• Dataset entries:
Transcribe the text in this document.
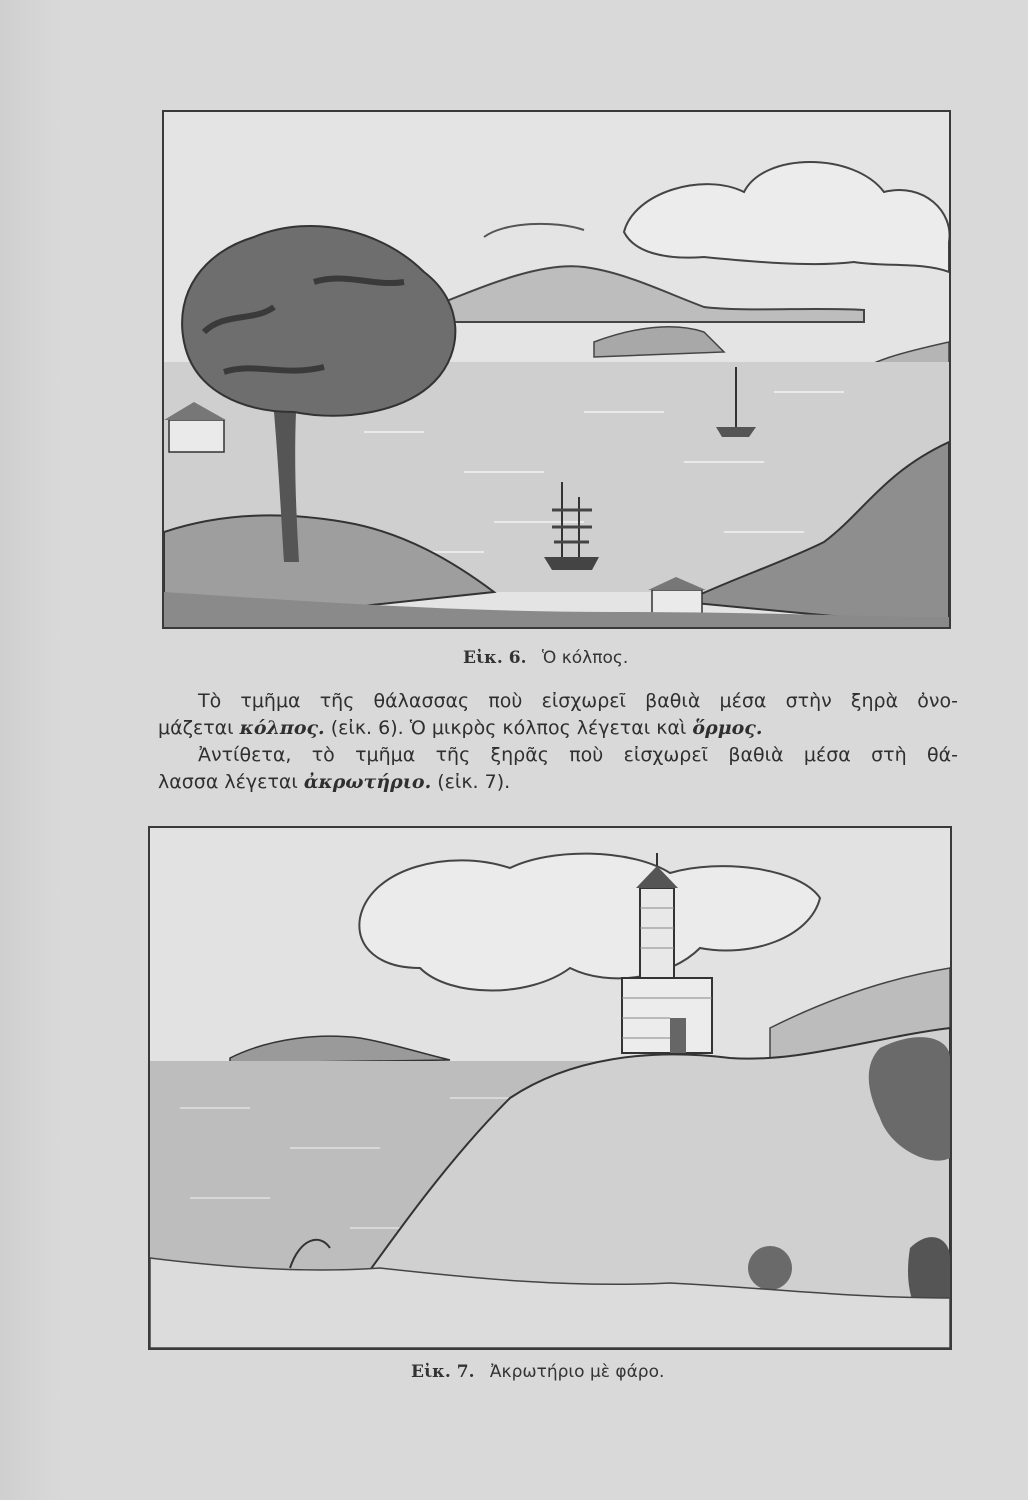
Εἰκ. 6. Ὁ κόλπος.
Τὸ τμῆμα τῆς θάλασσας ποὺ εἰσχωρεῖ βαθιὰ μέσα στὴν ξηρὰ ὀνο-
μάζεται κόλπος. (εἰκ. 6). Ὁ μικρὸς κόλπος λέγεται καὶ ὅρμος.
Ἀντίθετα, τὸ τμῆμα τῆς ξηρᾶς ποὺ εἰσχωρεῖ βαθιὰ μέσα στὴ θά-
λασσα λέγεται ἀκρωτήριο. (εἰκ. 7).
Εἰκ. 7. Ἀκρωτήριο μὲ φάρο.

• Given instruction:
Return the material exactly as given, apart from the pictures.

• Task output:
Transcribe the text in this document.
Εἰκ. 6. Ὁ κόλπος.
Τὸ τμῆμα τῆς θάλασσας ποὺ εἰσχωρεῖ βαθιὰ μέσα στὴν ξηρὰ ὀνο-
μάζεται κόλπος. (εἰκ. 6). Ὁ μικρὸς κόλπος λέγεται καὶ ὅρμος.
Ἀντίθετα, τὸ τμῆμα τῆς ξηρᾶς ποὺ εἰσχωρεῖ βαθιὰ μέσα στὴ θά-
λασσα λέγεται ἀκρωτήριο. (εἰκ. 7).
Εἰκ. 7. Ἀκρωτήριο μὲ φάρο.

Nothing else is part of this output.